** Problem **
Repeat exactly the lines that run from the one containing "Read this page and output its text content." to the end of the data, and leave out all others.

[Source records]
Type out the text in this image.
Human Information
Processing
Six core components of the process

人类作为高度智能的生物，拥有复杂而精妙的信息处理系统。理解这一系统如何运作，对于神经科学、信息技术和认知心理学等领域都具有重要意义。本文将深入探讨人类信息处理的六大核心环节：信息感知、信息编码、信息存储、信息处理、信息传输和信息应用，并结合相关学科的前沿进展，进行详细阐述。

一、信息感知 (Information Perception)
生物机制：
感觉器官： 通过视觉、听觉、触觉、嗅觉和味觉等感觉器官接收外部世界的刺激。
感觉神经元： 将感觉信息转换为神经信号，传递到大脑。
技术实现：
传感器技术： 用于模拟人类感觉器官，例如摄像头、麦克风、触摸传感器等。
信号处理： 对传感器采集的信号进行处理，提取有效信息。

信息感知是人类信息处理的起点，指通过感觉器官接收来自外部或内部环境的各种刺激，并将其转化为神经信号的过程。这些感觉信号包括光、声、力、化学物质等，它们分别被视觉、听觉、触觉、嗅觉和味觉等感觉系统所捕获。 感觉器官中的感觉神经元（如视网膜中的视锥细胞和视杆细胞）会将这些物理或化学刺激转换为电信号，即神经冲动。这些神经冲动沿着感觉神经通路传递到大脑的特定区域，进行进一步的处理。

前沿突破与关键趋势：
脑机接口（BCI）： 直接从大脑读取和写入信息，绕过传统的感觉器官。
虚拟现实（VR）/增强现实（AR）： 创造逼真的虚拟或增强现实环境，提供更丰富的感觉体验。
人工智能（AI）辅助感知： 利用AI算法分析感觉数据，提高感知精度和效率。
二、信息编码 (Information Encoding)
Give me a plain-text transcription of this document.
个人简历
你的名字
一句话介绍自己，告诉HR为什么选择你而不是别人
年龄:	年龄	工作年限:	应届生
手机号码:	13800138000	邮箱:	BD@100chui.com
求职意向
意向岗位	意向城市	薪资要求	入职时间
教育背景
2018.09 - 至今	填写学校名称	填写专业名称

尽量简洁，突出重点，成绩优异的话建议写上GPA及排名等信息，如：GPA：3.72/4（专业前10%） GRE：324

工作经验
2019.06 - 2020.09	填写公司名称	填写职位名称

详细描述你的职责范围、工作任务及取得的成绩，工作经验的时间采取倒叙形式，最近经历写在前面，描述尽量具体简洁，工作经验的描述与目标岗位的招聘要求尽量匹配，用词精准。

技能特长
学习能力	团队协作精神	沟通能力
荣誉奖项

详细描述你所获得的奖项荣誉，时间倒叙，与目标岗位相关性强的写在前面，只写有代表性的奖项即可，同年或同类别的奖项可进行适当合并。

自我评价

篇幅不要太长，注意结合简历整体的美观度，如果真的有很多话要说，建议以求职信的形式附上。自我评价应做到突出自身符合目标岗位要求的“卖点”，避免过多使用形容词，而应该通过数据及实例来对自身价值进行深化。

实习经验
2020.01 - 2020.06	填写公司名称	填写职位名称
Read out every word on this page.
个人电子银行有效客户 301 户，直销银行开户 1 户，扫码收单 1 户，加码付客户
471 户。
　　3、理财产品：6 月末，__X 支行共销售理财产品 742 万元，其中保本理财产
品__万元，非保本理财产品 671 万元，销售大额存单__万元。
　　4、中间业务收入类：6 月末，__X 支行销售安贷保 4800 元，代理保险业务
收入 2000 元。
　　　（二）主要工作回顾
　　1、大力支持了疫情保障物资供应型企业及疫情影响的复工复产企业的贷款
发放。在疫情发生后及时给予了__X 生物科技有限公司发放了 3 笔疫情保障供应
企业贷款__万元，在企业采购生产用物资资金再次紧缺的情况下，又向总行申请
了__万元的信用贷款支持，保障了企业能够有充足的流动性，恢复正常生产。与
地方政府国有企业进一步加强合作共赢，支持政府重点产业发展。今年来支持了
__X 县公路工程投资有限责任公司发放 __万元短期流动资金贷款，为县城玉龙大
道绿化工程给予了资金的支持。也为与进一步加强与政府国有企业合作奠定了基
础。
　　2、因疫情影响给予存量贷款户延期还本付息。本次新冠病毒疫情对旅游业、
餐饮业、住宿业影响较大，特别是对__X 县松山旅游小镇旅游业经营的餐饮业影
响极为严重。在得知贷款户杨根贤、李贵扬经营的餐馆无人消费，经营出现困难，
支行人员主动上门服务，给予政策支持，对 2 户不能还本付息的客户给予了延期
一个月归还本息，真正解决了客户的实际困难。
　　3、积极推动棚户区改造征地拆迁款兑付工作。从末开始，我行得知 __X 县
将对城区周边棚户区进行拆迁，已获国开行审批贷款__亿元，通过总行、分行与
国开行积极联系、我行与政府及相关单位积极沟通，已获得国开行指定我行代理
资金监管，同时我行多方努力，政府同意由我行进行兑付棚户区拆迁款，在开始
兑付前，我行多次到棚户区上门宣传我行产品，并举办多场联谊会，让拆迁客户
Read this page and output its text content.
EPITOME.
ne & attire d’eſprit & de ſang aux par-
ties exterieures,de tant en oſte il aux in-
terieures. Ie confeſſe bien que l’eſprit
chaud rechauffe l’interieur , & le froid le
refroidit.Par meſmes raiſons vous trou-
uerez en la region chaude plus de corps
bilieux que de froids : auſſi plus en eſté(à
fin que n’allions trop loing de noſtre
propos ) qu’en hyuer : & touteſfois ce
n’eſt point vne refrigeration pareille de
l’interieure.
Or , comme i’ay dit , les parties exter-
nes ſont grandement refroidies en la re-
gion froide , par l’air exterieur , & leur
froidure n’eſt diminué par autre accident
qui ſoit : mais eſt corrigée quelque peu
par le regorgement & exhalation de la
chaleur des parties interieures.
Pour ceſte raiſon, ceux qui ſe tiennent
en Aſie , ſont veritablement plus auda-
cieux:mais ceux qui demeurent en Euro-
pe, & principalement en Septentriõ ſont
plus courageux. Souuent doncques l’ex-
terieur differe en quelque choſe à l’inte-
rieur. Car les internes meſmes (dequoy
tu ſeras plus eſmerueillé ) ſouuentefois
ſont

** Response to the task **
Read this page and output its text content.
EPITOME.
ne & attire d’eſprit & de ſang aux par-
ties exterieures,de tant en oſte il aux in-
terieures. Ie confeſſe bien que l’eſprit
chaud rechauffe l’interieur , & le froid le
refroidit.Par meſmes raiſons vous trou-
uerez en la region chaude plus de corps
bilieux que de froids : auſſi plus en eſté(à
fin que n’allions trop loing de noſtre
propos ) qu’en hyuer : & touteſfois ce
n’eſt point vne refrigeration pareille de
l’interieure.
Or , comme i’ay dit , les parties exter-
nes ſont grandement refroidies en la re-
gion froide , par l’air exterieur , & leur
froidure n’eſt diminué par autre accident
qui ſoit : mais eſt corrigée quelque peu
par le regorgement & exhalation de la
chaleur des parties interieures.
Pour ceſte raiſon, ceux qui ſe tiennent
en Aſie , ſont veritablement plus auda-
cieux:mais ceux qui demeurent en Euro-
pe, & principalement en Septentriõ ſont
plus courageux. Souuent doncques l’ex-
terieur differe en quelque choſe à l’inte-
rieur. Car les internes meſmes (dequoy
tu ſeras plus eſmerueillé ) ſouuentefois
ſont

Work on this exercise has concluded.